Which lines contain the word "Weekly"? Return each of them as written.
## start Records supplied
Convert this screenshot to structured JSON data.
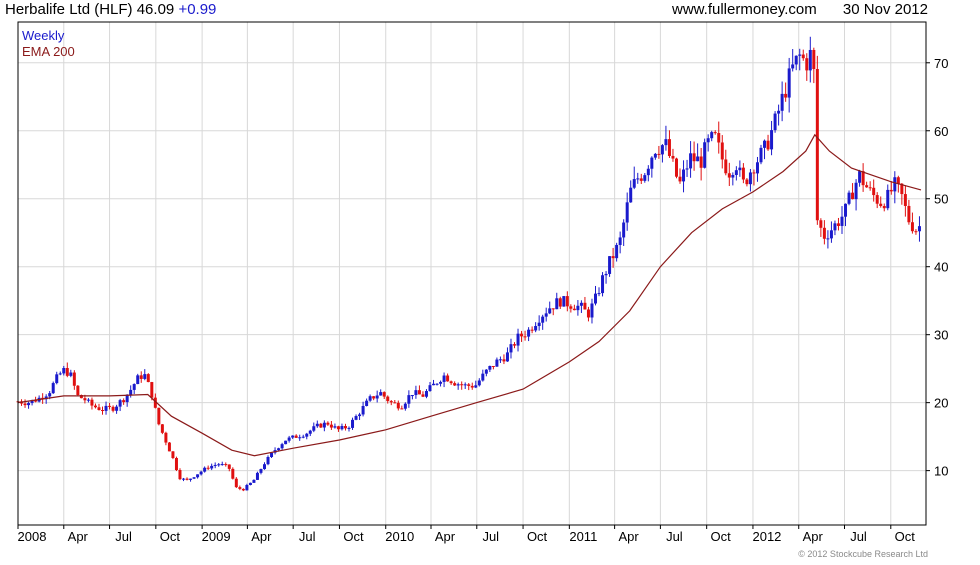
{
  "header": {
    "title": "Herbalife Ltd (HLF)",
    "price": "46.09",
    "change": "+0.99",
    "source": "www.fullermoney.com",
    "date": "30 Nov 2012"
  },
  "legend": {
    "weekly": "Weekly",
    "ema": "EMA 200"
  },
  "copyright": "© 2012 Stockcube Research Ltd",
  "colors": {
    "up": "#1a1acc",
    "down": "#e01010",
    "ema": "#8b1a1a",
    "grid": "#d8d8d8"
  },
  "chart_data": {
    "type": "candlestick",
    "title": "Herbalife Ltd (HLF) 46.09 +0.99",
    "interval": "Weekly",
    "xlim": [
      "2008-01-01",
      "2012-12-10"
    ],
    "ylim": [
      2,
      76
    ],
    "yticks": [
      10,
      20,
      30,
      40,
      50,
      60,
      70
    ],
    "xticks": [
      {
        "label": "2008",
        "date": "2008-01-01"
      },
      {
        "label": "Apr",
        "date": "2008-04-01"
      },
      {
        "label": "Jul",
        "date": "2008-07-01"
      },
      {
        "label": "Oct",
        "date": "2008-10-01"
      },
      {
        "label": "2009",
        "date": "2009-01-01"
      },
      {
        "label": "Apr",
        "date": "2009-04-01"
      },
      {
        "label": "Jul",
        "date": "2009-07-01"
      },
      {
        "label": "Oct",
        "date": "2009-10-01"
      },
      {
        "label": "2010",
        "date": "2010-01-01"
      },
      {
        "label": "Apr",
        "date": "2010-04-01"
      },
      {
        "label": "Jul",
        "date": "2010-07-01"
      },
      {
        "label": "Oct",
        "date": "2010-10-01"
      },
      {
        "label": "2011",
        "date": "2011-01-01"
      },
      {
        "label": "Apr",
        "date": "2011-04-01"
      },
      {
        "label": "Jul",
        "date": "2011-07-01"
      },
      {
        "label": "Oct",
        "date": "2011-10-01"
      },
      {
        "label": "2012",
        "date": "2012-01-01"
      },
      {
        "label": "Apr",
        "date": "2012-04-01"
      },
      {
        "label": "Jul",
        "date": "2012-07-01"
      },
      {
        "label": "Oct",
        "date": "2012-10-01"
      }
    ],
    "grid": true,
    "y_axis_side": "right",
    "legend_position": "top-left",
    "price_series": {
      "name": "Weekly",
      "points": [
        [
          "2008-01-01",
          20.2
        ],
        [
          "2008-01-21",
          20.0
        ],
        [
          "2008-02-11",
          20.6
        ],
        [
          "2008-03-03",
          21.6
        ],
        [
          "2008-03-17",
          23.5
        ],
        [
          "2008-03-31",
          24.8
        ],
        [
          "2008-04-14",
          24.2
        ],
        [
          "2008-04-28",
          21.0
        ],
        [
          "2008-05-12",
          20.5
        ],
        [
          "2008-05-26",
          19.6
        ],
        [
          "2008-06-16",
          19.0
        ],
        [
          "2008-07-07",
          19.2
        ],
        [
          "2008-07-28",
          20.5
        ],
        [
          "2008-08-11",
          21.8
        ],
        [
          "2008-08-25",
          23.5
        ],
        [
          "2008-09-08",
          24.2
        ],
        [
          "2008-09-22",
          21.5
        ],
        [
          "2008-10-06",
          17.0
        ],
        [
          "2008-10-20",
          14.5
        ],
        [
          "2008-11-03",
          12.0
        ],
        [
          "2008-11-17",
          9.0
        ],
        [
          "2008-12-01",
          8.5
        ],
        [
          "2008-12-22",
          9.5
        ],
        [
          "2009-01-12",
          10.5
        ],
        [
          "2009-02-02",
          11.0
        ],
        [
          "2009-02-23",
          10.5
        ],
        [
          "2009-03-09",
          7.5
        ],
        [
          "2009-03-23",
          7.2
        ],
        [
          "2009-04-13",
          8.5
        ],
        [
          "2009-05-04",
          11.0
        ],
        [
          "2009-05-25",
          13.0
        ],
        [
          "2009-06-15",
          14.5
        ],
        [
          "2009-07-06",
          15.0
        ],
        [
          "2009-07-27",
          15.5
        ],
        [
          "2009-08-17",
          16.5
        ],
        [
          "2009-09-07",
          17.0
        ],
        [
          "2009-09-28",
          16.0
        ],
        [
          "2009-10-19",
          16.5
        ],
        [
          "2009-11-09",
          18.5
        ],
        [
          "2009-11-30",
          20.5
        ],
        [
          "2009-12-21",
          21.5
        ],
        [
          "2010-01-11",
          20.0
        ],
        [
          "2010-02-01",
          19.5
        ],
        [
          "2010-02-22",
          21.5
        ],
        [
          "2010-03-15",
          21.0
        ],
        [
          "2010-04-05",
          22.5
        ],
        [
          "2010-04-26",
          24.0
        ],
        [
          "2010-05-17",
          23.0
        ],
        [
          "2010-06-07",
          22.5
        ],
        [
          "2010-06-28",
          22.5
        ],
        [
          "2010-07-19",
          24.5
        ],
        [
          "2010-08-09",
          26.0
        ],
        [
          "2010-08-30",
          27.0
        ],
        [
          "2010-09-20",
          29.5
        ],
        [
          "2010-10-11",
          30.5
        ],
        [
          "2010-11-01",
          32.5
        ],
        [
          "2010-11-22",
          34.0
        ],
        [
          "2010-12-13",
          35.0
        ],
        [
          "2011-01-03",
          34.5
        ],
        [
          "2011-01-24",
          34.0
        ],
        [
          "2011-02-07",
          33.0
        ],
        [
          "2011-02-21",
          35.0
        ],
        [
          "2011-03-07",
          38.0
        ],
        [
          "2011-03-21",
          40.5
        ],
        [
          "2011-04-11",
          43.5
        ],
        [
          "2011-05-02",
          51.0
        ],
        [
          "2011-05-16",
          53.0
        ],
        [
          "2011-05-30",
          54.0
        ],
        [
          "2011-06-20",
          57.5
        ],
        [
          "2011-07-11",
          58.0
        ],
        [
          "2011-07-25",
          55.0
        ],
        [
          "2011-08-08",
          52.0
        ],
        [
          "2011-08-29",
          56.0
        ],
        [
          "2011-09-19",
          55.5
        ],
        [
          "2011-10-03",
          58.0
        ],
        [
          "2011-10-17",
          59.0
        ],
        [
          "2011-10-31",
          56.0
        ],
        [
          "2011-11-14",
          54.0
        ],
        [
          "2011-11-28",
          55.5
        ],
        [
          "2011-12-12",
          52.0
        ],
        [
          "2012-01-02",
          55.0
        ],
        [
          "2012-01-23",
          57.0
        ],
        [
          "2012-02-13",
          61.0
        ],
        [
          "2012-03-05",
          66.0
        ],
        [
          "2012-03-19",
          69.0
        ],
        [
          "2012-04-02",
          71.0
        ],
        [
          "2012-04-16",
          70.0
        ],
        [
          "2012-04-30",
          72.0
        ],
        [
          "2012-05-07",
          47.0
        ],
        [
          "2012-05-21",
          44.5
        ],
        [
          "2012-06-11",
          46.0
        ],
        [
          "2012-07-02",
          48.0
        ],
        [
          "2012-07-16",
          51.0
        ],
        [
          "2012-07-30",
          53.5
        ],
        [
          "2012-08-20",
          51.0
        ],
        [
          "2012-09-10",
          49.5
        ],
        [
          "2012-09-24",
          50.0
        ],
        [
          "2012-10-08",
          52.0
        ],
        [
          "2012-10-22",
          50.5
        ],
        [
          "2012-11-05",
          47.0
        ],
        [
          "2012-11-19",
          45.5
        ],
        [
          "2012-11-30",
          46.1
        ]
      ]
    },
    "ema_series": {
      "name": "EMA 200",
      "points": [
        [
          "2008-01-01",
          20.0
        ],
        [
          "2008-04-01",
          21.0
        ],
        [
          "2008-07-01",
          21.0
        ],
        [
          "2008-09-15",
          21.2
        ],
        [
          "2008-11-01",
          18.0
        ],
        [
          "2009-01-01",
          15.5
        ],
        [
          "2009-03-01",
          13.0
        ],
        [
          "2009-04-15",
          12.2
        ],
        [
          "2009-07-01",
          13.3
        ],
        [
          "2009-10-01",
          14.5
        ],
        [
          "2010-01-01",
          16.0
        ],
        [
          "2010-04-01",
          18.0
        ],
        [
          "2010-07-01",
          20.0
        ],
        [
          "2010-10-01",
          22.0
        ],
        [
          "2011-01-01",
          26.0
        ],
        [
          "2011-03-01",
          29.0
        ],
        [
          "2011-05-01",
          33.5
        ],
        [
          "2011-07-01",
          40.0
        ],
        [
          "2011-09-01",
          45.0
        ],
        [
          "2011-11-01",
          48.5
        ],
        [
          "2012-01-01",
          51.0
        ],
        [
          "2012-03-01",
          54.0
        ],
        [
          "2012-04-15",
          57.0
        ],
        [
          "2012-05-03",
          59.4
        ],
        [
          "2012-06-01",
          57.0
        ],
        [
          "2012-07-15",
          54.5
        ],
        [
          "2012-10-01",
          52.5
        ],
        [
          "2012-11-30",
          51.3
        ]
      ]
    }
  }
}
## end Records supplied
__Expected answer__.
    "weekly": "Weekly",
    "interval": "Weekly",
      "name": "Weekly",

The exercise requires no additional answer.